**Goal**
Copy the entries below exactly. Images do not belong in the copy.
## begin
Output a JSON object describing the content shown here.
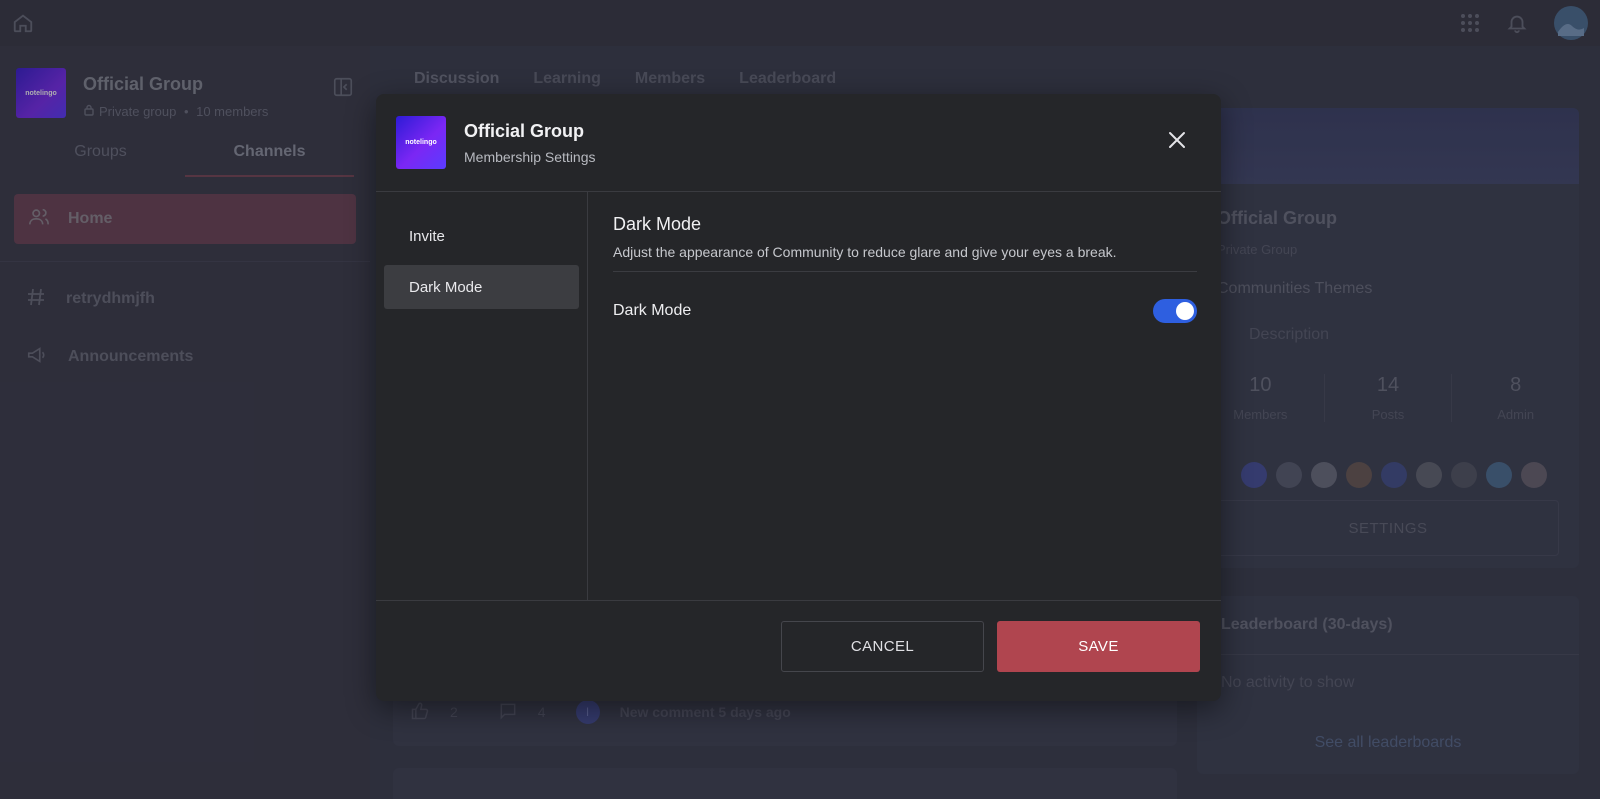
{
  "group": {
    "name": "Official Group",
    "logo_text": "notelingo",
    "privacy": "Private group",
    "members_label": "10 members"
  },
  "sidebar": {
    "tabs": [
      {
        "label": "Groups"
      },
      {
        "label": "Channels"
      }
    ],
    "items": [
      {
        "label": "Home"
      },
      {
        "label": "retrydhmjfh"
      },
      {
        "label": "Announcements"
      }
    ]
  },
  "main": {
    "tabs": [
      {
        "label": "Discussion"
      },
      {
        "label": "Learning"
      },
      {
        "label": "Members"
      },
      {
        "label": "Leaderboard"
      }
    ],
    "post_actions": {
      "likes": "2",
      "comments": "4",
      "badge": "I",
      "last_activity": "New comment 5 days ago"
    }
  },
  "right_panel": {
    "title": "Official Group",
    "privacy": "Private Group",
    "themes": "Communities Themes",
    "description": "Description",
    "stats": [
      {
        "value": "10",
        "label": "Members"
      },
      {
        "value": "14",
        "label": "Posts"
      },
      {
        "value": "8",
        "label": "Admin"
      }
    ],
    "settings_label": "SETTINGS",
    "leaderboard": {
      "title": "Leaderboard (30-days)",
      "empty": "No activity to show",
      "link": "See all leaderboards"
    }
  },
  "modal": {
    "title": "Official Group",
    "subtitle": "Membership Settings",
    "menu": [
      {
        "label": "Invite"
      },
      {
        "label": "Dark Mode"
      }
    ],
    "section": {
      "title": "Dark Mode",
      "description": "Adjust the appearance of Community to reduce glare and give your eyes a break.",
      "toggle_label": "Dark Mode",
      "toggle_on": true
    },
    "cancel_label": "CANCEL",
    "save_label": "SAVE"
  },
  "colors": {
    "accent_save": "#b0454f",
    "toggle_on": "#2e5fe0",
    "modal_bg": "#252629"
  }
}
## end
**Solution for this task**
Output a JSON object describing the content shown here.
{
  "group": {
    "name": "Official Group",
    "logo_text": "notelingo",
    "privacy": "Private group",
    "members_label": "10 members"
  },
  "sidebar": {
    "tabs": [
      {
        "label": "Groups"
      },
      {
        "label": "Channels"
      }
    ],
    "items": [
      {
        "label": "Home"
      },
      {
        "label": "retrydhmjfh"
      },
      {
        "label": "Announcements"
      }
    ]
  },
  "main": {
    "tabs": [
      {
        "label": "Discussion"
      },
      {
        "label": "Learning"
      },
      {
        "label": "Members"
      },
      {
        "label": "Leaderboard"
      }
    ],
    "post_actions": {
      "likes": "2",
      "comments": "4",
      "badge": "I",
      "last_activity": "New comment 5 days ago"
    }
  },
  "right_panel": {
    "title": "Official Group",
    "privacy": "Private Group",
    "themes": "Communities Themes",
    "description": "Description",
    "stats": [
      {
        "value": "10",
        "label": "Members"
      },
      {
        "value": "14",
        "label": "Posts"
      },
      {
        "value": "8",
        "label": "Admin"
      }
    ],
    "settings_label": "SETTINGS",
    "leaderboard": {
      "title": "Leaderboard (30-days)",
      "empty": "No activity to show",
      "link": "See all leaderboards"
    }
  },
  "modal": {
    "title": "Official Group",
    "subtitle": "Membership Settings",
    "menu": [
      {
        "label": "Invite"
      },
      {
        "label": "Dark Mode"
      }
    ],
    "section": {
      "title": "Dark Mode",
      "description": "Adjust the appearance of Community to reduce glare and give your eyes a break.",
      "toggle_label": "Dark Mode",
      "toggle_on": true
    },
    "cancel_label": "CANCEL",
    "save_label": "SAVE"
  },
  "colors": {
    "accent_save": "#b0454f",
    "toggle_on": "#2e5fe0",
    "modal_bg": "#252629"
  }
}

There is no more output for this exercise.